> **GIVEN REQUEST 1**: According to the sewing post below, what kind of fabric is the Rhapsody blouse designed to be made with?

** begin DOCUMENT EXTRACT **

Independent pattern company Love Notions sells a blouse with a loose, peasant style bodice entitled Rhapsody. I love wearing this kind of top in warmer weather and have been looking for a good pattern. What made Rhapsody stand out from the others was their 8 different sleeve options: sleeveless, cap, short, 3/4 with cuff, 3/4 with flare, trumpet, flutter, and bishop. Whew!
Love Notions sells multi-size downloadable PDF patterns. You can print them at home and tape together your printouts, or you can do what I do and send it off to be printed onto large single sheets. (Right now, the best deal seems to be pdfplotting.com). I was delighted by the thorough instructions Love Notions provides as part of the download. In addition to the usual stuff, they include color photos of tricky steps and links to instructional videos.
Rhapsody is designed to be made with lightweight wovens. All of the versions have narrow bias bound necklines, so you also either need purchased or handmade bias tape.
Since the Marfy short sleeve top didn’t use up all of the pretty cotton lawn fabric, I thought there might be enough to make a Rhapsody. I laid my scraps and pattern pieces on the cutting table to see if I could make it work. I almost had enough to make the sleeveless version, but nothing was wide enough for the single piece back. I changed things around a little so the back was made from two pieces instead and just barely made it all fit.
I did not have enough scrap left to make narrow bias binding, so I found some plain white pre-made in my stash. I think it’s a good idea to keep a few sizes of basic colors on hand just in case. I’ll stock up on black, white, navy and red (those are my basics anyway) whenever I see a bargain.

** end DOCUMENT EXTRACT **
** begin INFORMATION GIVEN **

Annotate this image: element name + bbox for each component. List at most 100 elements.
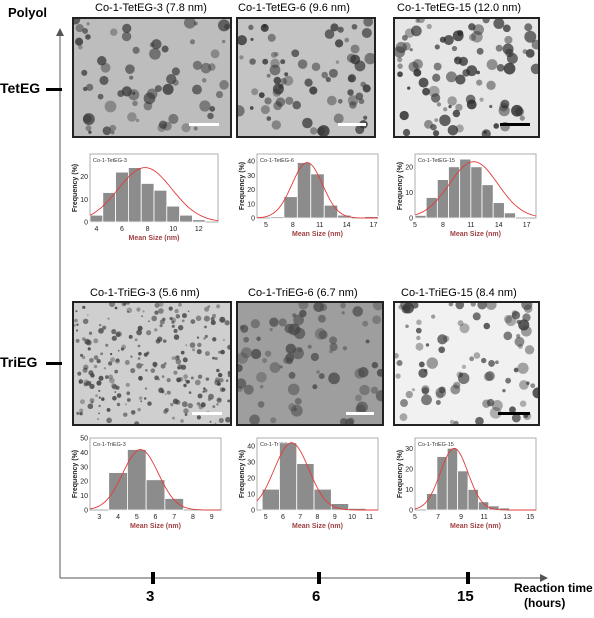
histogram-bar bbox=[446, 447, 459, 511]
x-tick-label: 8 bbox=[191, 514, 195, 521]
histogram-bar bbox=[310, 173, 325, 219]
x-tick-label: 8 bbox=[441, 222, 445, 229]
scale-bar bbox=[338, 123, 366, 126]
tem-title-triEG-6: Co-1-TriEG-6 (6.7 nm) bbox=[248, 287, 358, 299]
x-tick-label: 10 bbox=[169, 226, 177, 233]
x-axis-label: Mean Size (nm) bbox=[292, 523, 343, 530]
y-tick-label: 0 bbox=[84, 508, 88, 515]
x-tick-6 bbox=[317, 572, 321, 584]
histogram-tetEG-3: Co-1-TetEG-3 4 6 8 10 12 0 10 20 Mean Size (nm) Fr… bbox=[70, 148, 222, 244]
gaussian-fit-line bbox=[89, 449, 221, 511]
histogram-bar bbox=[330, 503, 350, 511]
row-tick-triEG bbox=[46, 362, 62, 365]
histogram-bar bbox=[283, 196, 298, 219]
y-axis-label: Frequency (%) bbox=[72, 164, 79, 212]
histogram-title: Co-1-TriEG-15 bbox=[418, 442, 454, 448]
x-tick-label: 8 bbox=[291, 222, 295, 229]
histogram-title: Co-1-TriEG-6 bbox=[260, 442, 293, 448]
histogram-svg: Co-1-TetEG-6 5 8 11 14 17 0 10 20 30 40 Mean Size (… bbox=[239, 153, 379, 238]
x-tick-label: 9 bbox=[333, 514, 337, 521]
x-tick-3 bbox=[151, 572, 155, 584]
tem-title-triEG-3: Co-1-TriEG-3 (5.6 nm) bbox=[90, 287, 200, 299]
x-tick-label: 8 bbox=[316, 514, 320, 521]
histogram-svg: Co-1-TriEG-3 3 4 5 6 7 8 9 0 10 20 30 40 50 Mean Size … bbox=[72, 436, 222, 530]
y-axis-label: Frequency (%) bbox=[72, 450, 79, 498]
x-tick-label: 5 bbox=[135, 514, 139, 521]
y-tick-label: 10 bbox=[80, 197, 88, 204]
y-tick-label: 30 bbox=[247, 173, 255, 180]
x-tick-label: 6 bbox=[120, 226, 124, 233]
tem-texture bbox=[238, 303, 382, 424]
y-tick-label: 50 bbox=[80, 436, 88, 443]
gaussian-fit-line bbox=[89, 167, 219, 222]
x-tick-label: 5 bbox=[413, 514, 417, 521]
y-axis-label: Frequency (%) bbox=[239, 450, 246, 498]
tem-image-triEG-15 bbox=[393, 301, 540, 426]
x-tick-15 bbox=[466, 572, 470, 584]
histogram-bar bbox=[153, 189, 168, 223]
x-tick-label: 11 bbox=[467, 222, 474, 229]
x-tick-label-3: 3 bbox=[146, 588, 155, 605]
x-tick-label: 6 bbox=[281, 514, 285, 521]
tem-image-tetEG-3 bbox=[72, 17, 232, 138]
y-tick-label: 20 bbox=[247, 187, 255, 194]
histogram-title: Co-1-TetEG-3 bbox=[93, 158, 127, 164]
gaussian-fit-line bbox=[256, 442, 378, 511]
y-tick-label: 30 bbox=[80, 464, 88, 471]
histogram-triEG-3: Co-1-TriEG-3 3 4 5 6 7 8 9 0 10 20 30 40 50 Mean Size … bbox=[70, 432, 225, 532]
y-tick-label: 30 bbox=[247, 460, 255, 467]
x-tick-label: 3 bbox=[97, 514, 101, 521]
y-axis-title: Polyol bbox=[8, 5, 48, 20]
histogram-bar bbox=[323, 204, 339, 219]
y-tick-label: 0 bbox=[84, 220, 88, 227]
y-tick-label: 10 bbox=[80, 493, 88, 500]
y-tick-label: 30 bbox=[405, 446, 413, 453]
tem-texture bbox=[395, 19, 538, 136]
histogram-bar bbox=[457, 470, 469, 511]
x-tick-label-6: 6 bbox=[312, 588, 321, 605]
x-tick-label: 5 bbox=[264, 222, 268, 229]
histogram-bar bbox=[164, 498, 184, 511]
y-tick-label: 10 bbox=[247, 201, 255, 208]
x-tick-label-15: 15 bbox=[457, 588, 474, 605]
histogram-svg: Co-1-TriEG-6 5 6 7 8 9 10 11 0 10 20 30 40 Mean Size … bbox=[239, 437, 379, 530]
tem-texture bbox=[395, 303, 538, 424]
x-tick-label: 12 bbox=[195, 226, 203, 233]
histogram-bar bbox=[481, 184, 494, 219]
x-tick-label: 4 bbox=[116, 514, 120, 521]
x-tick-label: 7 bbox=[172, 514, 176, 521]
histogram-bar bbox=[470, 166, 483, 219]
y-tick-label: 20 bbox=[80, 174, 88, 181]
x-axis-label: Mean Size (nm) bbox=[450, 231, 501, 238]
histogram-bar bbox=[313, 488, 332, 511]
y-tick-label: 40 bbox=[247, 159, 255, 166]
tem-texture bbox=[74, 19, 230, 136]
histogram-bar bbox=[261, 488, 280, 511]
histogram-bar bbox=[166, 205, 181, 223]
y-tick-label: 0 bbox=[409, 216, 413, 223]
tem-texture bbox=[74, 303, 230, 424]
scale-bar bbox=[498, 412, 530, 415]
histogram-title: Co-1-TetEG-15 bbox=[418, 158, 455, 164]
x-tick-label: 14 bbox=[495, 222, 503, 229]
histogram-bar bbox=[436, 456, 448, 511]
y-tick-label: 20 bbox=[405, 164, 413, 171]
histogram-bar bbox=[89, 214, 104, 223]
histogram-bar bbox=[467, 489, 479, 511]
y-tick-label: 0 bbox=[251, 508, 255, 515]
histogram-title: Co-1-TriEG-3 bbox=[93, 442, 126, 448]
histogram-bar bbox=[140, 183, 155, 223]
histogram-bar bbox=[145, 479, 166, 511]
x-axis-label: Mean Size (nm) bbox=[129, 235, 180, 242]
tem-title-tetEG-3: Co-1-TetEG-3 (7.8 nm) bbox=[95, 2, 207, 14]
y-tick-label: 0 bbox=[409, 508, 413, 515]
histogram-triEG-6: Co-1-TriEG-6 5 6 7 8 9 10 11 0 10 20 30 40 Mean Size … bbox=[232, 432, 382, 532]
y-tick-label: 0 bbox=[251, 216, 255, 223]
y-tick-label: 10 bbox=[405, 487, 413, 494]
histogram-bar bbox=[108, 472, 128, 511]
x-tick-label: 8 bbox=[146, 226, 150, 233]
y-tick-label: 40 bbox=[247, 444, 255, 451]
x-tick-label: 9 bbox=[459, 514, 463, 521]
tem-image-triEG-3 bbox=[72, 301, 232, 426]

** end INFORMATION GIVEN **

> **GIVEN REQUEST 2**: Copy the stretch of rows from the row containing "histogram-bar bbox=[446, 447, 459, 511]" through the row containing "x-tick-label: 5 bbox=[135, 514, 139, 521]", including both of those rows.

> **SOLUTION 1**: Lightweight wovens.

> **SOLUTION 2**:
histogram-bar bbox=[446, 447, 459, 511]
x-tick-label: 8 bbox=[191, 514, 195, 521]
histogram-bar bbox=[310, 173, 325, 219]
x-tick-label: 8 bbox=[441, 222, 445, 229]
scale-bar bbox=[338, 123, 366, 126]
tem-title-triEG-6: Co-1-TriEG-6 (6.7 nm) bbox=[248, 287, 358, 299]
x-tick-label: 10 bbox=[169, 226, 177, 233]
x-axis-label: Mean Size (nm) bbox=[292, 523, 343, 530]
y-tick-label: 0 bbox=[84, 508, 88, 515]
x-tick-6 bbox=[317, 572, 321, 584]
histogram-tetEG-3: Co-1-TetEG-3 4 6 8 10 12 0 10 20 Mean Size (nm) Fr… bbox=[70, 148, 222, 244]
gaussian-fit-line bbox=[89, 449, 221, 511]
histogram-bar bbox=[330, 503, 350, 511]
row-tick-triEG bbox=[46, 362, 62, 365]
histogram-bar bbox=[283, 196, 298, 219]
y-axis-label: Frequency (%) bbox=[72, 164, 79, 212]
histogram-title: Co-1-TriEG-15 bbox=[418, 442, 454, 448]
x-tick-label: 8 bbox=[291, 222, 295, 229]
histogram-title: Co-1-TriEG-6 bbox=[260, 442, 293, 448]
histogram-svg: Co-1-TetEG-6 5 8 11 14 17 0 10 20 30 40 Mean Size (… bbox=[239, 153, 379, 238]
x-tick-label: 9 bbox=[333, 514, 337, 521]
x-tick-3 bbox=[151, 572, 155, 584]
tem-title-triEG-3: Co-1-TriEG-3 (5.6 nm) bbox=[90, 287, 200, 299]
x-tick-label: 8 bbox=[316, 514, 320, 521]
histogram-svg: Co-1-TriEG-3 3 4 5 6 7 8 9 0 10 20 30 40 50 Mean Size … bbox=[72, 436, 222, 530]
y-axis-label: Frequency (%) bbox=[72, 450, 79, 498]
x-tick-label: 5 bbox=[135, 514, 139, 521]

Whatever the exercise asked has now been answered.